▸ **What is required**: Reproduce the listing below word for word, leaving out the picture.

▸ **Given information**:
·····
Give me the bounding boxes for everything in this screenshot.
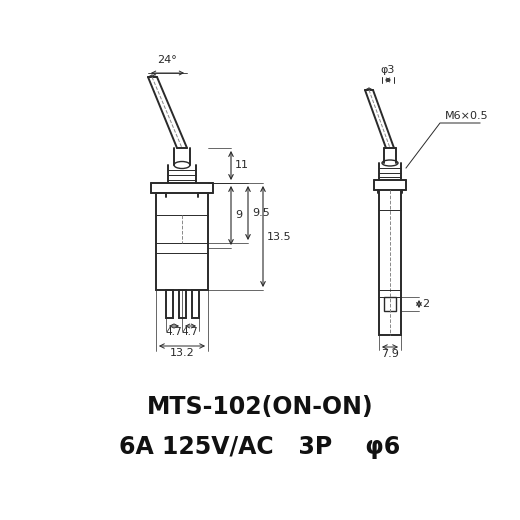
Ellipse shape bbox=[382, 160, 398, 166]
Text: 4.7: 4.7 bbox=[166, 327, 183, 337]
Bar bbox=[166, 290, 173, 318]
Text: 2: 2 bbox=[422, 299, 429, 309]
Text: 6A 125V/AC   3P    φ6: 6A 125V/AC 3P φ6 bbox=[120, 435, 400, 459]
Text: 9: 9 bbox=[235, 211, 242, 220]
Text: 13.5: 13.5 bbox=[267, 231, 292, 241]
Text: 24°: 24° bbox=[157, 55, 177, 65]
Text: 4.7: 4.7 bbox=[181, 327, 198, 337]
Text: M6×0.5: M6×0.5 bbox=[445, 111, 489, 121]
Bar bbox=[192, 290, 199, 318]
Text: 7.9: 7.9 bbox=[381, 349, 399, 359]
Text: MTS-102(ON-ON): MTS-102(ON-ON) bbox=[147, 395, 373, 419]
Ellipse shape bbox=[174, 162, 190, 168]
Bar bbox=[384, 297, 396, 311]
Text: 9.5: 9.5 bbox=[252, 208, 270, 218]
Text: φ3: φ3 bbox=[381, 65, 395, 75]
Bar bbox=[379, 190, 401, 335]
Bar bbox=[156, 193, 208, 290]
Text: 13.2: 13.2 bbox=[170, 348, 194, 358]
Text: 11: 11 bbox=[235, 161, 249, 171]
Bar bbox=[179, 290, 186, 318]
·····
▸ **Exercise result**:
Give me the bounding boxes for everything in this screenshot.
Ellipse shape bbox=[382, 160, 398, 166]
Text: 4.7: 4.7 bbox=[166, 327, 183, 337]
Bar bbox=[166, 290, 173, 318]
Text: 2: 2 bbox=[422, 299, 429, 309]
Text: 6A 125V/AC   3P    φ6: 6A 125V/AC 3P φ6 bbox=[120, 435, 400, 459]
Text: 9: 9 bbox=[235, 211, 242, 220]
Text: 13.5: 13.5 bbox=[267, 231, 292, 241]
Text: 24°: 24° bbox=[157, 55, 177, 65]
Text: 4.7: 4.7 bbox=[181, 327, 198, 337]
Text: M6×0.5: M6×0.5 bbox=[445, 111, 489, 121]
Bar bbox=[192, 290, 199, 318]
Text: 7.9: 7.9 bbox=[381, 349, 399, 359]
Text: MTS-102(ON-ON): MTS-102(ON-ON) bbox=[147, 395, 373, 419]
Ellipse shape bbox=[174, 162, 190, 168]
Bar bbox=[384, 297, 396, 311]
Text: 9.5: 9.5 bbox=[252, 208, 270, 218]
Text: φ3: φ3 bbox=[381, 65, 395, 75]
Bar bbox=[379, 190, 401, 335]
Bar bbox=[156, 193, 208, 290]
Text: 13.2: 13.2 bbox=[170, 348, 194, 358]
Text: 11: 11 bbox=[235, 161, 249, 171]
Bar bbox=[179, 290, 186, 318]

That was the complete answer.